>>>

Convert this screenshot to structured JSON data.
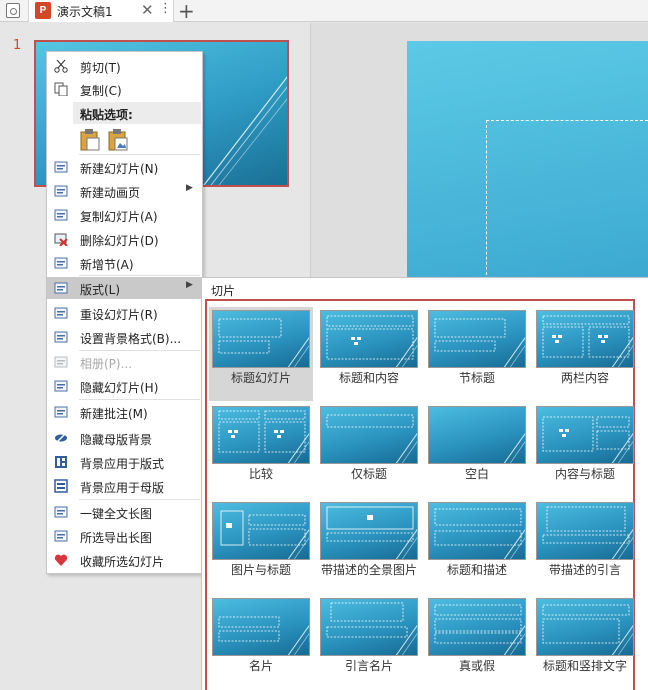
{
  "tab": {
    "logo_text": "P",
    "title": "演示文稿1",
    "close_glyph": "✕",
    "more_glyph": "⋮",
    "add_glyph": "+"
  },
  "slide_panel": {
    "slide_number": "1"
  },
  "context_menu": {
    "items": [
      {
        "label": "剪切(T)",
        "icon": "scissors-icon"
      },
      {
        "label": "复制(C)",
        "icon": "copy-icon"
      },
      {
        "label": "粘贴选项:",
        "icon": "clipboard-icon"
      },
      {
        "label": "新建幻灯片(N)",
        "icon": "new-slide-icon"
      },
      {
        "label": "新建动画页",
        "icon": "animation-page-icon"
      },
      {
        "label": "复制幻灯片(A)",
        "icon": "duplicate-slide-icon"
      },
      {
        "label": "删除幻灯片(D)",
        "icon": "delete-slide-icon"
      },
      {
        "label": "新增节(A)",
        "icon": "new-section-icon"
      },
      {
        "label": "版式(L)",
        "icon": "layout-icon"
      },
      {
        "label": "重设幻灯片(R)",
        "icon": "reset-slide-icon"
      },
      {
        "label": "设置背景格式(B)...",
        "icon": "background-format-icon"
      },
      {
        "label": "相册(P)...",
        "icon": "album-icon"
      },
      {
        "label": "隐藏幻灯片(H)",
        "icon": "hide-slide-icon"
      },
      {
        "label": "新建批注(M)",
        "icon": "comment-icon"
      },
      {
        "label": "隐藏母版背景",
        "icon": "hide-master-icon"
      },
      {
        "label": "背景应用于版式",
        "icon": "apply-layout-icon"
      },
      {
        "label": "背景应用于母版",
        "icon": "apply-master-icon"
      },
      {
        "label": "一键全文长图",
        "icon": "long-image-icon"
      },
      {
        "label": "所选导出长图",
        "icon": "export-image-icon"
      },
      {
        "label": "收藏所选幻灯片",
        "icon": "favorite-icon"
      }
    ],
    "submenu_arrow": "▶"
  },
  "layout_gallery": {
    "section_title": "切片",
    "layouts": [
      {
        "label": "标题幻灯片",
        "selected": true
      },
      {
        "label": "标题和内容",
        "selected": false
      },
      {
        "label": "节标题",
        "selected": false
      },
      {
        "label": "两栏内容",
        "selected": false
      },
      {
        "label": "比较",
        "selected": false
      },
      {
        "label": "仅标题",
        "selected": false
      },
      {
        "label": "空白",
        "selected": false
      },
      {
        "label": "内容与标题",
        "selected": false
      },
      {
        "label": "图片与标题",
        "selected": false
      },
      {
        "label": "带描述的全景图片",
        "selected": false
      },
      {
        "label": "标题和描述",
        "selected": false
      },
      {
        "label": "带描述的引言",
        "selected": false
      },
      {
        "label": "名片",
        "selected": false
      },
      {
        "label": "引言名片",
        "selected": false
      },
      {
        "label": "真或假",
        "selected": false
      },
      {
        "label": "标题和竖排文字",
        "selected": false
      }
    ]
  },
  "colors": {
    "accent_red": "#c0504d",
    "slide_blue": "#2f9cc5",
    "menu_highlight": "#c9c9c9"
  }
}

<<<

* What is asked
Only the number is wanted: how many lines in the data include the word "master"?

* Reply to the exercise
2